• _EXCERPTED PASSAGE_
--- Start ---

Skip to content

Detectors

Detection modules for identifying metacognitive behaviors in AI systems.

Available Detectors

Detector Description
SandbaggingDetector Detect context-dependent underperformance
SituationalAwarenessDetector Probe for evaluation awareness
ObserverEffectMonitor Monitor behavioral changes when observed

Base Classes

Base detector class for metacognition pattern detection.

BaseDetector

Bases: ABC

Abstract base class for all detectors.

All detector implementations should inherit from this class and implement the detect method.

Source code in src/rotalabs_probe/detectors/base.py
class BaseDetector(ABC):
    """Abstract base class for all detectors.

    All detector implementations should inherit from this class and implement
    the detect method.
    """

    def __init__(self) -> None:
        """Initialize the detector."""
        self.name: str = self.__class__.__name__

    @abstractmethod
    def detect(self, text: str) -> Dict[str, Any]:
        """Detect metacognitive patterns in the given text.

        Args:
            text: The input text to analyze

        Returns:
            A dictionary containing detection results with keys:
                - detected: bool indicating if pattern was found
                - confidence: float between 0 and 1
                - details: additional information about the detection

        Raises:
            NotImplementedError: If the method is not implemented
        """
        raise NotImplementedError("Subclasses must implement the detect method")

    def __repr__(self) -> str:
        """Return string representation of the detector.

        Returns:
            String representation
        """
        return f"{self.__class__.__name__}()"

__init__() -> None

Initialize the detector.

Source code in src/rotalabs_probe/detectors/base.py
def __init__(self) -> None:
    """Initialize the detector."""
    self.name: str = self.__class__.__name__

detect(text: str) -> Dict[str, Any] abstractmethod

Detect metacognitive patterns in the given text.

Parameters:

Name Type Description Default
text str

The input text to analyze

required

Returns:

Type Description
Dict[str, Any]

A dictionary containing detection results with keys: - detected: bool indicating if pattern was found - confidence: float between 0 and 1 - details: additional information about the detection

Raises:

Type Description
NotImplementedError

If the method is not implemented

Source code in src/rotalabs_probe/detectors/base.py
@abstractmethod
def detect(self, text: str) -> Dict[str, Any]:
    """Detect metacognitive patterns in the given text.

--- End ---

Retype the detector documentation starting at the words "Detector Description" and stopping after "metacognition pattern detection.".

(Element location data)
--- Start ---

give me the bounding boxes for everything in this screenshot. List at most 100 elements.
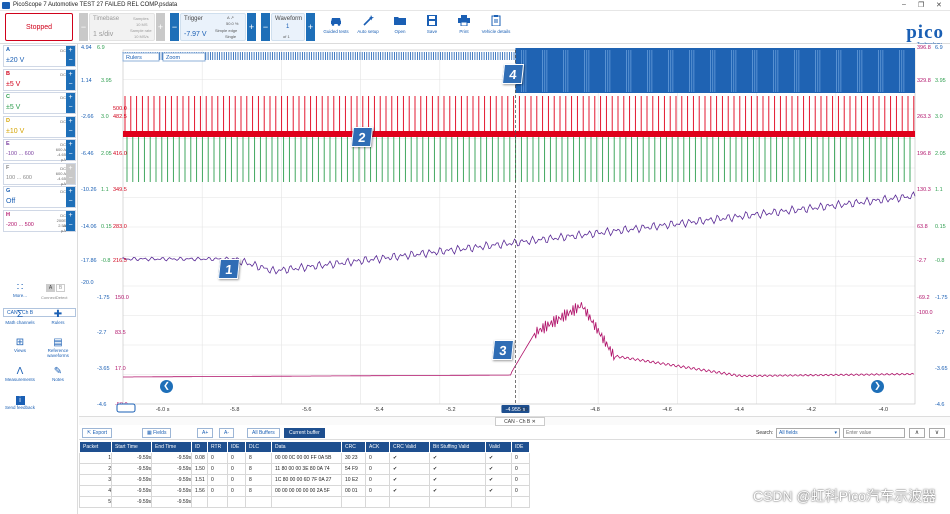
channel-down-button[interactable]: − bbox=[68, 151, 73, 158]
search-input[interactable] bbox=[843, 428, 905, 438]
current-buffer-button[interactable]: Current buffer bbox=[284, 428, 325, 438]
column-header[interactable]: IDE bbox=[227, 441, 246, 453]
table-cell: 0 bbox=[227, 463, 246, 475]
trigger-decrease-button[interactable]: − bbox=[170, 13, 179, 41]
channel-range: 100 ... 600 bbox=[6, 174, 32, 181]
channel-a-control[interactable]: A ±20 V DC + − bbox=[3, 45, 76, 67]
vehicle-details-button[interactable]: Vehicle details bbox=[480, 13, 512, 41]
table-row[interactable]: 2 -9.59s -9.59s 1.50 0 0 8 11 80 00 00 3E 80 0A… bbox=[79, 463, 530, 475]
trigger-control[interactable]: Trigger -7.97 V A ↗ 50.0 % Simple edge S… bbox=[180, 13, 246, 41]
reference-waveforms-tool[interactable]: ▤ Reference waveforms bbox=[39, 337, 77, 358]
table-row[interactable]: 4 -9.59s -9.59s 1.56 0 0 8 00 00 00 00 00 00 2A… bbox=[79, 485, 530, 497]
search-next-button[interactable]: ∨ bbox=[929, 428, 945, 438]
all-buffers-button[interactable]: All Buffers bbox=[247, 428, 280, 438]
column-header[interactable]: Start Time bbox=[111, 441, 152, 453]
can-decode-label[interactable]: CAN - Ch B bbox=[3, 308, 76, 317]
channel-g-control[interactable]: G Off DC + − bbox=[3, 186, 76, 208]
channel-g-stepper[interactable]: + − bbox=[66, 187, 75, 207]
table-row[interactable]: 5 -9.59s -9.59s bbox=[79, 496, 530, 508]
start-stop-button[interactable]: Stopped bbox=[5, 13, 73, 41]
export-button[interactable]: ⇱ Export bbox=[82, 428, 113, 438]
rulers-tool[interactable]: ✚ Rulers bbox=[39, 309, 77, 325]
channel-up-button[interactable]: + bbox=[68, 164, 73, 172]
measurements-tool[interactable]: Λ Measurements bbox=[1, 366, 39, 382]
table-row[interactable]: 1 -9.59s -9.59s 0.08 0 0 8 00 00 0C 00 00 FF 0A… bbox=[79, 452, 530, 464]
views-tool[interactable]: ⊞ Views bbox=[1, 337, 39, 353]
trigger-increase-button[interactable]: + bbox=[247, 13, 256, 41]
can-view-tab[interactable]: CAN - Ch B ✕ bbox=[495, 417, 545, 426]
guided-tests-button[interactable]: Guided tests bbox=[320, 13, 352, 41]
notes-tool[interactable]: ✎ Notes bbox=[39, 366, 77, 382]
channel-up-button[interactable]: + bbox=[68, 70, 73, 78]
app-logo-icon bbox=[2, 2, 10, 9]
print-button[interactable]: Print bbox=[448, 13, 480, 41]
more-tool[interactable]: ∷ More... bbox=[1, 282, 39, 298]
channel-up-button[interactable]: + bbox=[68, 211, 73, 219]
annotation-badge-4: 4 bbox=[501, 64, 525, 84]
save-button[interactable]: Save bbox=[416, 13, 448, 41]
column-header[interactable]: ID bbox=[191, 441, 208, 453]
send-feedback-tool[interactable]: i Send feedback bbox=[1, 394, 39, 410]
font-increase-button[interactable]: A+ bbox=[197, 428, 214, 438]
channel-h-control[interactable]: H -200 ... 500 DC 200E A 2.50 μA + − bbox=[3, 209, 76, 233]
column-header[interactable]: IDE bbox=[511, 441, 530, 453]
auto-setup-button[interactable]: Auto setup bbox=[352, 13, 384, 41]
waveform-control[interactable]: Waveform 1 of 1 bbox=[271, 13, 305, 41]
maximize-icon[interactable]: ❐ bbox=[918, 2, 925, 9]
open-button[interactable]: Open bbox=[384, 13, 416, 41]
close-tab-icon[interactable]: ✕ bbox=[531, 419, 536, 425]
timebase-increase-button[interactable]: + bbox=[156, 13, 165, 41]
column-header[interactable]: Valid bbox=[485, 441, 512, 453]
timebase-control[interactable]: Timebase 1 s/div Samples 10 MS Sample ra… bbox=[89, 13, 155, 41]
channel-d-control[interactable]: D ±10 V DC + − bbox=[3, 115, 76, 138]
column-header[interactable]: Data bbox=[271, 441, 342, 453]
column-header[interactable]: RTR bbox=[207, 441, 228, 453]
scroll-right-button[interactable]: ❯ bbox=[871, 380, 884, 393]
scope-view[interactable]: -4.955 s Rulers Zoom 4.94 6.9 396.8 6.9 1.14 3.9… bbox=[79, 44, 950, 416]
column-header[interactable]: ACK bbox=[365, 441, 390, 453]
channel-d-stepper[interactable]: + − bbox=[66, 116, 75, 137]
channel-up-button[interactable]: + bbox=[68, 47, 73, 54]
channel-c-control[interactable]: C ±5 V DC + − bbox=[3, 92, 76, 114]
channel-down-button[interactable]: − bbox=[68, 221, 73, 229]
channel-down-button[interactable]: − bbox=[68, 174, 73, 182]
column-header[interactable]: CRC Valid bbox=[389, 441, 430, 453]
channel-f-control[interactable]: F 100 ... 600 DC 600 A -4.65 μA + − bbox=[3, 162, 76, 186]
scroll-left-button[interactable]: ❮ bbox=[160, 380, 173, 393]
channel-up-button[interactable]: + bbox=[68, 94, 73, 101]
channel-b-stepper[interactable]: + − bbox=[66, 69, 75, 90]
channel-down-button[interactable]: − bbox=[68, 57, 73, 64]
waveform-previous-button[interactable]: − bbox=[261, 13, 270, 41]
column-header[interactable]: CRC bbox=[341, 441, 366, 453]
waveform-next-button[interactable]: + bbox=[306, 13, 315, 41]
channel-up-button[interactable]: + bbox=[68, 141, 73, 148]
column-header[interactable]: Bit Stuffing Valid bbox=[429, 441, 486, 453]
table-row[interactable]: 3 -9.59s -9.59s 1.51 0 0 8 1C 80 00 00 6D 7F 0A… bbox=[79, 474, 530, 486]
channel-down-button[interactable]: − bbox=[68, 80, 73, 88]
channel-up-button[interactable]: + bbox=[68, 117, 73, 125]
channel-e-stepper[interactable]: + − bbox=[66, 140, 75, 160]
timebase-decrease-button[interactable]: − bbox=[79, 13, 88, 41]
channel-f-stepper[interactable]: + − bbox=[66, 163, 75, 184]
channel-a-stepper[interactable]: + − bbox=[66, 46, 75, 66]
math-channels-tool[interactable]: Σ Math channels bbox=[1, 309, 39, 325]
search-previous-button[interactable]: ∧ bbox=[909, 428, 925, 438]
column-header[interactable]: End Time bbox=[151, 441, 192, 453]
channel-down-button[interactable]: − bbox=[68, 198, 73, 205]
column-header[interactable]: DLC bbox=[245, 441, 272, 453]
close-icon[interactable]: ✕ bbox=[936, 2, 942, 9]
font-decrease-button[interactable]: A- bbox=[219, 428, 234, 438]
column-header[interactable]: Packet bbox=[79, 441, 112, 453]
search-scope-select[interactable]: All fields ▾ bbox=[776, 428, 840, 438]
channel-b-control[interactable]: B ±5 V DC + − bbox=[3, 68, 76, 91]
minimize-icon[interactable]: – bbox=[902, 1, 906, 8]
channel-down-button[interactable]: − bbox=[68, 104, 73, 111]
fields-button[interactable]: ▦ Fields bbox=[142, 428, 172, 438]
channel-h-stepper[interactable]: + − bbox=[66, 210, 75, 231]
channel-c-stepper[interactable]: + − bbox=[66, 93, 75, 113]
channel-down-button[interactable]: − bbox=[68, 127, 73, 135]
channel-e-control[interactable]: E -100 ... 600 DC 600 A -4.65 μA + − bbox=[3, 139, 76, 162]
channel-up-button[interactable]: + bbox=[68, 188, 73, 195]
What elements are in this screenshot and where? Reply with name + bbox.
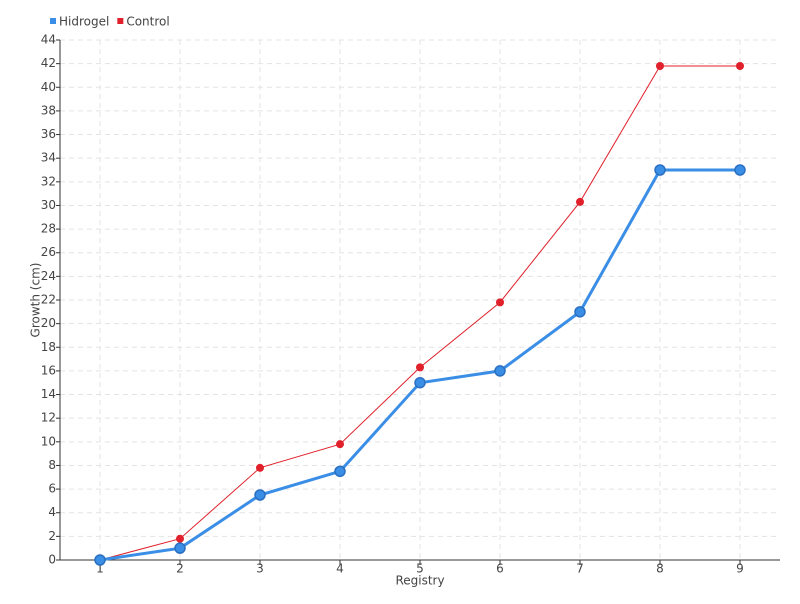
y-axis-label: Growth (cm) [29, 263, 43, 338]
x-axis-label: Registry [395, 574, 444, 588]
data-point [496, 298, 504, 307]
data-point [94, 554, 106, 566]
y-tick-label: 4 [48, 505, 56, 519]
legend-label: Control [126, 15, 169, 29]
x-tick-label: 3 [256, 562, 264, 576]
y-tick-label: 6 [48, 482, 56, 496]
y-tick-label: 42 [41, 56, 56, 70]
y-tick-label: 10 [41, 434, 56, 448]
x-tick-label: 2 [176, 562, 184, 576]
x-tick-label: 9 [736, 562, 744, 576]
x-tick-label: 5 [416, 562, 424, 576]
y-tick-label: 40 [41, 80, 56, 94]
y-tick-label: 24 [41, 269, 56, 283]
data-point [494, 365, 506, 377]
data-point [256, 463, 264, 472]
y-tick-label: 12 [41, 411, 56, 425]
legend-swatch [50, 18, 56, 24]
x-tick-label: 4 [336, 562, 344, 576]
y-tick-label: 2 [48, 529, 56, 543]
y-tick-label: 32 [41, 174, 56, 188]
y-tick-label: 16 [41, 363, 56, 377]
y-tick-label: 26 [41, 245, 56, 259]
data-point [654, 164, 666, 176]
data-point [336, 440, 344, 449]
y-tick-label: 30 [41, 198, 56, 212]
y-tick-label: 14 [41, 387, 56, 401]
y-tick-label: 38 [41, 103, 56, 117]
legend-label: Hidrogel [59, 15, 109, 29]
x-tick-label: 8 [656, 562, 664, 576]
data-point [174, 542, 186, 554]
data-point [574, 306, 586, 318]
y-tick-label: 18 [41, 340, 56, 354]
y-tick-label: 28 [41, 222, 56, 236]
data-point [736, 62, 744, 70]
data-point [416, 363, 424, 372]
y-tick-label: 20 [41, 316, 56, 330]
y-tick-label: 8 [48, 458, 56, 472]
y-tick-label: 36 [41, 127, 56, 141]
data-point [414, 376, 426, 389]
data-point [254, 489, 266, 501]
legend-swatch [117, 18, 124, 24]
data-point [656, 62, 664, 70]
y-tick-label: 44 [41, 33, 56, 47]
x-tick-label: 7 [576, 562, 584, 576]
data-point [176, 534, 184, 543]
x-tick-label: 1 [96, 562, 104, 576]
data-point [334, 465, 346, 478]
x-tick-label: 6 [496, 562, 504, 576]
data-point [734, 164, 746, 176]
y-tick-label: 22 [41, 293, 56, 307]
data-point [576, 197, 584, 206]
y-tick-label: 34 [41, 151, 56, 165]
y-tick-label: 0 [48, 553, 56, 567]
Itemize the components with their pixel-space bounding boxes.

--- End ---

• _WRITTEN RESPONSE_
Detector Description
SandbaggingDetector Detect context-dependent underperformance
SituationalAwarenessDetector Probe for evaluation awareness
ObserverEffectMonitor Monitor behavioral changes when observed

Base Classes

Base detector class for metacognition pattern detection.